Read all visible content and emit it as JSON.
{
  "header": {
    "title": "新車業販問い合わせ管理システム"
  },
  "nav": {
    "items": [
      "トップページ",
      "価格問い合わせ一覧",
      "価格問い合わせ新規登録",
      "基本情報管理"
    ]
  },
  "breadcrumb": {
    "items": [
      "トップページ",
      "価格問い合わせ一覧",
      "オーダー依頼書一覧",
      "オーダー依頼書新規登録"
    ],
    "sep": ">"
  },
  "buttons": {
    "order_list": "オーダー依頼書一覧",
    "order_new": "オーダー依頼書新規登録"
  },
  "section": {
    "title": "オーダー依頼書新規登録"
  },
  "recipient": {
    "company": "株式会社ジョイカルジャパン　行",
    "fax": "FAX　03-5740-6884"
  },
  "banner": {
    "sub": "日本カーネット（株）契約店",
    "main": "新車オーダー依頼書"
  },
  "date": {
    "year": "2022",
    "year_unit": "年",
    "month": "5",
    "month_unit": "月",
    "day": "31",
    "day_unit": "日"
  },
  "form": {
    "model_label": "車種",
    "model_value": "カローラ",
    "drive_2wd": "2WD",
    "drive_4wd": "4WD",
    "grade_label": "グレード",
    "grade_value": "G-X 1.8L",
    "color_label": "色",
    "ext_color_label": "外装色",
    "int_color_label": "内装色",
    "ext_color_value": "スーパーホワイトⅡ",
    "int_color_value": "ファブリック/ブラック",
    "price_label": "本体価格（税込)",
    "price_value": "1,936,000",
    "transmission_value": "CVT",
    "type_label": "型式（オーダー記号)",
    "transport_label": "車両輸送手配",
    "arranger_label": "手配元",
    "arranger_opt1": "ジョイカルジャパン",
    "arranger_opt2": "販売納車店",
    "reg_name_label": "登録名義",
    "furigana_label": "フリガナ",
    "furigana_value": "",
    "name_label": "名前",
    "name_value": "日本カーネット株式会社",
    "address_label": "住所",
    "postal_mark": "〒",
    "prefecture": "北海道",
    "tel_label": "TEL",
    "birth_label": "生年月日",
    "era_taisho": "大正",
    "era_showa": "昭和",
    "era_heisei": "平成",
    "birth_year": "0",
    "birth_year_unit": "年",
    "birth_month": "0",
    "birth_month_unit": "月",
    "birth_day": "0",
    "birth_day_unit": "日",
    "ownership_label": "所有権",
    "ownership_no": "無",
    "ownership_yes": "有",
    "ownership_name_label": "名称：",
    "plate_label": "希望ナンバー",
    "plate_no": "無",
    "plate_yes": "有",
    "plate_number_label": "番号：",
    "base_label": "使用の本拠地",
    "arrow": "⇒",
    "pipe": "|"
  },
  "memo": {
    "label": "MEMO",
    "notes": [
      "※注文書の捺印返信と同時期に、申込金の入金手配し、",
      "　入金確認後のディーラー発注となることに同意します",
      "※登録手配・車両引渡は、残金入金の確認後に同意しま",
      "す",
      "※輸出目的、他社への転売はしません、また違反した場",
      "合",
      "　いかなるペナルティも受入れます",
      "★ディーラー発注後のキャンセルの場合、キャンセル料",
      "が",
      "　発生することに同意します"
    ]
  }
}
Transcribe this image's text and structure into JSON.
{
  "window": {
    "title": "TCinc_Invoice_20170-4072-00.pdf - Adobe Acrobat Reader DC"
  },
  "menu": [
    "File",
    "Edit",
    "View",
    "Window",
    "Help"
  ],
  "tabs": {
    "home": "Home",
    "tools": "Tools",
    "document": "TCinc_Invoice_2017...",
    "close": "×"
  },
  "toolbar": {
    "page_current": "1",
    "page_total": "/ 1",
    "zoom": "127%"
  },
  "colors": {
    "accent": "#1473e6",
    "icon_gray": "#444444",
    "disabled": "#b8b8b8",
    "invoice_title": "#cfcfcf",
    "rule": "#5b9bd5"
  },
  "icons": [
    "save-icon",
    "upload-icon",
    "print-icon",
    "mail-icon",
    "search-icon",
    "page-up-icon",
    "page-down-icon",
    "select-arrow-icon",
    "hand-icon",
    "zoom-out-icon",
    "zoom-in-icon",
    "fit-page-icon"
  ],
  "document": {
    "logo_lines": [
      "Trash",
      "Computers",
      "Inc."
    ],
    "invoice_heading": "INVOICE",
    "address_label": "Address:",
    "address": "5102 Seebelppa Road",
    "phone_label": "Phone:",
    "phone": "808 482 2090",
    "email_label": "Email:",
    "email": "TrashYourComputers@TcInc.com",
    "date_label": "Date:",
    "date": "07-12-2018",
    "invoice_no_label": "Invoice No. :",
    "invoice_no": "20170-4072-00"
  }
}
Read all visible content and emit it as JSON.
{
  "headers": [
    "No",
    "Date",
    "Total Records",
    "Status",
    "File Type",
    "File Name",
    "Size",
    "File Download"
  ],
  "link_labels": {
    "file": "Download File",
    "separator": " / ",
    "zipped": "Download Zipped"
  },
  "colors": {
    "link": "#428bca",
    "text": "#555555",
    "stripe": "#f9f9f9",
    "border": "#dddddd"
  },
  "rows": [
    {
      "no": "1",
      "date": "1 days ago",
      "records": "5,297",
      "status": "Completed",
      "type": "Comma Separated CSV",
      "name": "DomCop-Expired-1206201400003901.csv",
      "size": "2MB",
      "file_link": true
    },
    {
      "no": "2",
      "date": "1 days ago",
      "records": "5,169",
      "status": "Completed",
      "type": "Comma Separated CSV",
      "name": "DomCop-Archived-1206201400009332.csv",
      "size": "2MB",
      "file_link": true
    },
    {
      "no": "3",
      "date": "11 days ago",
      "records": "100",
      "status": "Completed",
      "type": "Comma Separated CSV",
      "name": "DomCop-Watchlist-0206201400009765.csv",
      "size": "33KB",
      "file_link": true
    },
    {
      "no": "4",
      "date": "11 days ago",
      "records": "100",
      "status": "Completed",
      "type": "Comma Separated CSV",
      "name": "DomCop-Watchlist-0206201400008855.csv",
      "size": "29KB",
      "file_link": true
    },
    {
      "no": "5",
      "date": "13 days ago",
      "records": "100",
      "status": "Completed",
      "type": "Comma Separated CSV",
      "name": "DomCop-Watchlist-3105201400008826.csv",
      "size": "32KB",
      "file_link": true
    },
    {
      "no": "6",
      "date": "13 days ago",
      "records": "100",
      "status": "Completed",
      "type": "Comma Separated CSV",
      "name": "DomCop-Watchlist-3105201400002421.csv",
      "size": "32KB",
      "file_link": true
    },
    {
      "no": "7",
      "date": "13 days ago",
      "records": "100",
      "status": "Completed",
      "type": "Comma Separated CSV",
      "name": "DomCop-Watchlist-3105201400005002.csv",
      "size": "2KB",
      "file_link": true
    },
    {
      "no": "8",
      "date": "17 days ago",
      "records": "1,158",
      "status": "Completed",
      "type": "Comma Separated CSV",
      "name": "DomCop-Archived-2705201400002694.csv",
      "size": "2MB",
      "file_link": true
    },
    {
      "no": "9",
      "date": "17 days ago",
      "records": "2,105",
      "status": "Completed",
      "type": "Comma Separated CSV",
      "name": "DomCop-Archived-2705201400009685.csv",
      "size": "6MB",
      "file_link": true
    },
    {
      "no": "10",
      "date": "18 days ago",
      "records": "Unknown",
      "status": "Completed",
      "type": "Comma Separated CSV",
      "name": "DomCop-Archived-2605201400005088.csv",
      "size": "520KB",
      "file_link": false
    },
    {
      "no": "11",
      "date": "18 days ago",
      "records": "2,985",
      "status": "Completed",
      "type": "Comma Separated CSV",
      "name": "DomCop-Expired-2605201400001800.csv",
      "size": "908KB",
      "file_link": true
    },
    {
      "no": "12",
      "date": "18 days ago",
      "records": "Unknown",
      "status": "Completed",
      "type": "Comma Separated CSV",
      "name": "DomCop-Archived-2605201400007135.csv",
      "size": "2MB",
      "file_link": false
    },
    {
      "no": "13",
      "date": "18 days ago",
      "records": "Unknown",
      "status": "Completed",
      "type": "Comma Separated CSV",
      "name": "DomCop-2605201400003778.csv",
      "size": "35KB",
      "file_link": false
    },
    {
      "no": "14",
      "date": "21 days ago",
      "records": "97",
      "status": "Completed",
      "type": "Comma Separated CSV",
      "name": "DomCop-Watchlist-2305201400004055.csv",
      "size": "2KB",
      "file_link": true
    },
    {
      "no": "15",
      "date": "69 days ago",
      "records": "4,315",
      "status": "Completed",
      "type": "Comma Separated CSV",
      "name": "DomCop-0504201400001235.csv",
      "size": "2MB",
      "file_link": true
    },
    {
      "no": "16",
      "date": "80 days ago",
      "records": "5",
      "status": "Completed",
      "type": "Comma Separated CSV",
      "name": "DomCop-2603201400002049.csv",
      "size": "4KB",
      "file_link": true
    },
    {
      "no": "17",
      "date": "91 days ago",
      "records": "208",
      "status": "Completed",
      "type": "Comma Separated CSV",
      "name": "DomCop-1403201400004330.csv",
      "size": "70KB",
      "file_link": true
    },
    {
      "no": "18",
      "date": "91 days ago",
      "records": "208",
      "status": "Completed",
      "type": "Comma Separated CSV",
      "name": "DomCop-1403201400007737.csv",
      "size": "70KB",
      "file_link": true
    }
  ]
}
#####
Count the lines above that contain the word "text", and reply with only that number.

2